— BEGIN —

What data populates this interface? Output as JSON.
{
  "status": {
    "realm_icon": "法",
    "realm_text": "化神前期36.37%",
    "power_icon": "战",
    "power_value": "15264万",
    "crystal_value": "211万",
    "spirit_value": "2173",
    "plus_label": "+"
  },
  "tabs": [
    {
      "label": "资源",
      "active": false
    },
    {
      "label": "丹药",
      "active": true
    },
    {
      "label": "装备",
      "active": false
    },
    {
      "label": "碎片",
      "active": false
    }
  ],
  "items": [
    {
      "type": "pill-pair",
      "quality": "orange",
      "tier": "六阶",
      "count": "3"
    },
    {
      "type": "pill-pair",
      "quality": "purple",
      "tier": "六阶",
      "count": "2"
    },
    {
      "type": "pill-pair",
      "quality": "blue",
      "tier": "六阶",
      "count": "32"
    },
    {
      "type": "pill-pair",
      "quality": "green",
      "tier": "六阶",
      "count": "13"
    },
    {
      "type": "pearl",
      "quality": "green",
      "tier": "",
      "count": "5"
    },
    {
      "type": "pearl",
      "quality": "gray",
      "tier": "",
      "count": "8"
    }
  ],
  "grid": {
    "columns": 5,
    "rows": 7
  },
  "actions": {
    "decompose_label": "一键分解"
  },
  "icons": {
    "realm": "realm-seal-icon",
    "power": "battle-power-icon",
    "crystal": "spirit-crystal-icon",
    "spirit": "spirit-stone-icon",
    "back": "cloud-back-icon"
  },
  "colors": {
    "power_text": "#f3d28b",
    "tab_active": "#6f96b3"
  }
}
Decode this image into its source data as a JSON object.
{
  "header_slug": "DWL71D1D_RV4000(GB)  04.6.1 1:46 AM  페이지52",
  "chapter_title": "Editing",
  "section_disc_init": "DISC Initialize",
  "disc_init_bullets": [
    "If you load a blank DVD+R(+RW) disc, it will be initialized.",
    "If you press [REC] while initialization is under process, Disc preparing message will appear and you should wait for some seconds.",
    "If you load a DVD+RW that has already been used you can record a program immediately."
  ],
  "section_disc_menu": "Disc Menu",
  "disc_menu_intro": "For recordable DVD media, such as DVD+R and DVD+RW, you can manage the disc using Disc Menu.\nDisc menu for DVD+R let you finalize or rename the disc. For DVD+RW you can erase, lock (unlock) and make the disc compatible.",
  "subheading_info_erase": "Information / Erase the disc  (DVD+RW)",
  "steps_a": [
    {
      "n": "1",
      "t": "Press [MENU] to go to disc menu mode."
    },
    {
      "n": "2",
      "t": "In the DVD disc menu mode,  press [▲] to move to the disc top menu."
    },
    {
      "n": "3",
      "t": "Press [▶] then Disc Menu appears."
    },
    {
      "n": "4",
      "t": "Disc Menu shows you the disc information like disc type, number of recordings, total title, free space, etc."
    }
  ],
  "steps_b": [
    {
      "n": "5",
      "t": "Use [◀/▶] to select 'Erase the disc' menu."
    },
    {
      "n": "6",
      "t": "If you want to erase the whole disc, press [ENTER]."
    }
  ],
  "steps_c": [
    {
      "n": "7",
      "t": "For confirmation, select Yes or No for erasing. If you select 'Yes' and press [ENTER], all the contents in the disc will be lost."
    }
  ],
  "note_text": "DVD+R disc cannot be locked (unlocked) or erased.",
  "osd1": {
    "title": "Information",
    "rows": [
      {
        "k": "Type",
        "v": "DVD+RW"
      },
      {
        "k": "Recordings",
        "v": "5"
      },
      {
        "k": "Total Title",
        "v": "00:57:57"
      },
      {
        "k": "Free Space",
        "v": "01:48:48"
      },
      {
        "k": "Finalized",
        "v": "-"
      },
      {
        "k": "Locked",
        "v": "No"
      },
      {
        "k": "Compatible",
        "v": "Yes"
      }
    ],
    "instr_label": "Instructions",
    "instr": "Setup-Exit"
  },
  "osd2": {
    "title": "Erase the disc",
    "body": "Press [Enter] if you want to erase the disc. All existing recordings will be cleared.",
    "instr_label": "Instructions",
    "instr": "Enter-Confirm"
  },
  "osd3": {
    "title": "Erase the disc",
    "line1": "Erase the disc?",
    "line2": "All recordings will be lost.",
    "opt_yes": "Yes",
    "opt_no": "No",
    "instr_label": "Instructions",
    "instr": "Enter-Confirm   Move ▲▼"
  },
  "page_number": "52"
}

— END —

_Exercise details:_ Restate the records, all of them, precisely as written.

_Completed task:_
What data populates this interface? Output as JSON.
{
  "status": {
    "realm_icon": "法",
    "realm_text": "化神前期36.37%",
    "power_icon": "战",
    "power_value": "15264万",
    "crystal_value": "211万",
    "spirit_value": "2173",
    "plus_label": "+"
  },
  "tabs": [
    {
      "label": "资源",
      "active": false
    },
    {
      "label": "丹药",
      "active": true
    },
    {
      "label": "装备",
      "active": false
    },
    {
      "label": "碎片",
      "active": false
    }
  ],
  "items": [
    {
      "type": "pill-pair",
      "quality": "orange",
      "tier": "六阶",
      "count": "3"
    },
    {
      "type": "pill-pair",
      "quality": "purple",
      "tier": "六阶",
      "count": "2"
    },
    {
      "type": "pill-pair",
      "quality": "blue",
      "tier": "六阶",
      "count": "32"
    },
    {
      "type": "pill-pair",
      "quality": "green",
      "tier": "六阶",
      "count": "13"
    },
    {
      "type": "pearl",
      "quality": "green",
      "tier": "",
      "count": "5"
    },
    {
      "type": "pearl",
      "quality": "gray",
      "tier": "",
      "count": "8"
    }
  ],
  "grid": {
    "columns": 5,
    "rows": 7
  },
  "actions": {
    "decompose_label": "一键分解"
  },
  "icons": {
    "realm": "realm-seal-icon",
    "power": "battle-power-icon",
    "crystal": "spirit-crystal-icon",
    "spirit": "spirit-stone-icon",
    "back": "cloud-back-icon"
  },
  "colors": {
    "power_text": "#f3d28b",
    "tab_active": "#6f96b3"
  }
}
Decode this image into its source data as a JSON object.
{
  "header_slug": "DWL71D1D_RV4000(GB)  04.6.1 1:46 AM  페이지52",
  "chapter_title": "Editing",
  "section_disc_init": "DISC Initialize",
  "disc_init_bullets": [
    "If you load a blank DVD+R(+RW) disc, it will be initialized.",
    "If you press [REC] while initialization is under process, Disc preparing message will appear and you should wait for some seconds.",
    "If you load a DVD+RW that has already been used you can record a program immediately."
  ],
  "section_disc_menu": "Disc Menu",
  "disc_menu_intro": "For recordable DVD media, such as DVD+R and DVD+RW, you can manage the disc using Disc Menu.\nDisc menu for DVD+R let you finalize or rename the disc. For DVD+RW you can erase, lock (unlock) and make the disc compatible.",
  "subheading_info_erase": "Information / Erase the disc  (DVD+RW)",
  "steps_a": [
    {
      "n": "1",
      "t": "Press [MENU] to go to disc menu mode."
    },
    {
      "n": "2",
      "t": "In the DVD disc menu mode,  press [▲] to move to the disc top menu."
    },
    {
      "n": "3",
      "t": "Press [▶] then Disc Menu appears."
    },
    {
      "n": "4",
      "t": "Disc Menu shows you the disc information like disc type, number of recordings, total title, free space, etc."
    }
  ],
  "steps_b": [
    {
      "n": "5",
      "t": "Use [◀/▶] to select 'Erase the disc' menu."
    },
    {
      "n": "6",
      "t": "If you want to erase the whole disc, press [ENTER]."
    }
  ],
  "steps_c": [
    {
      "n": "7",
      "t": "For confirmation, select Yes or No for erasing. If you select 'Yes' and press [ENTER], all the contents in the disc will be lost."
    }
  ],
  "note_text": "DVD+R disc cannot be locked (unlocked) or erased.",
  "osd1": {
    "title": "Information",
    "rows": [
      {
        "k": "Type",
        "v": "DVD+RW"
      },
      {
        "k": "Recordings",
        "v": "5"
      },
      {
        "k": "Total Title",
        "v": "00:57:57"
      },
      {
        "k": "Free Space",
        "v": "01:48:48"
      },
      {
        "k": "Finalized",
        "v": "-"
      },
      {
        "k": "Locked",
        "v": "No"
      },
      {
        "k": "Compatible",
        "v": "Yes"
      }
    ],
    "instr_label": "Instructions",
    "instr": "Setup-Exit"
  },
  "osd2": {
    "title": "Erase the disc",
    "body": "Press [Enter] if you want to erase the disc. All existing recordings will be cleared.",
    "instr_label": "Instructions",
    "instr": "Enter-Confirm"
  },
  "osd3": {
    "title": "Erase the disc",
    "line1": "Erase the disc?",
    "line2": "All recordings will be lost.",
    "opt_yes": "Yes",
    "opt_no": "No",
    "instr_label": "Instructions",
    "instr": "Enter-Confirm   Move ▲▼"
  },
  "page_number": "52"
}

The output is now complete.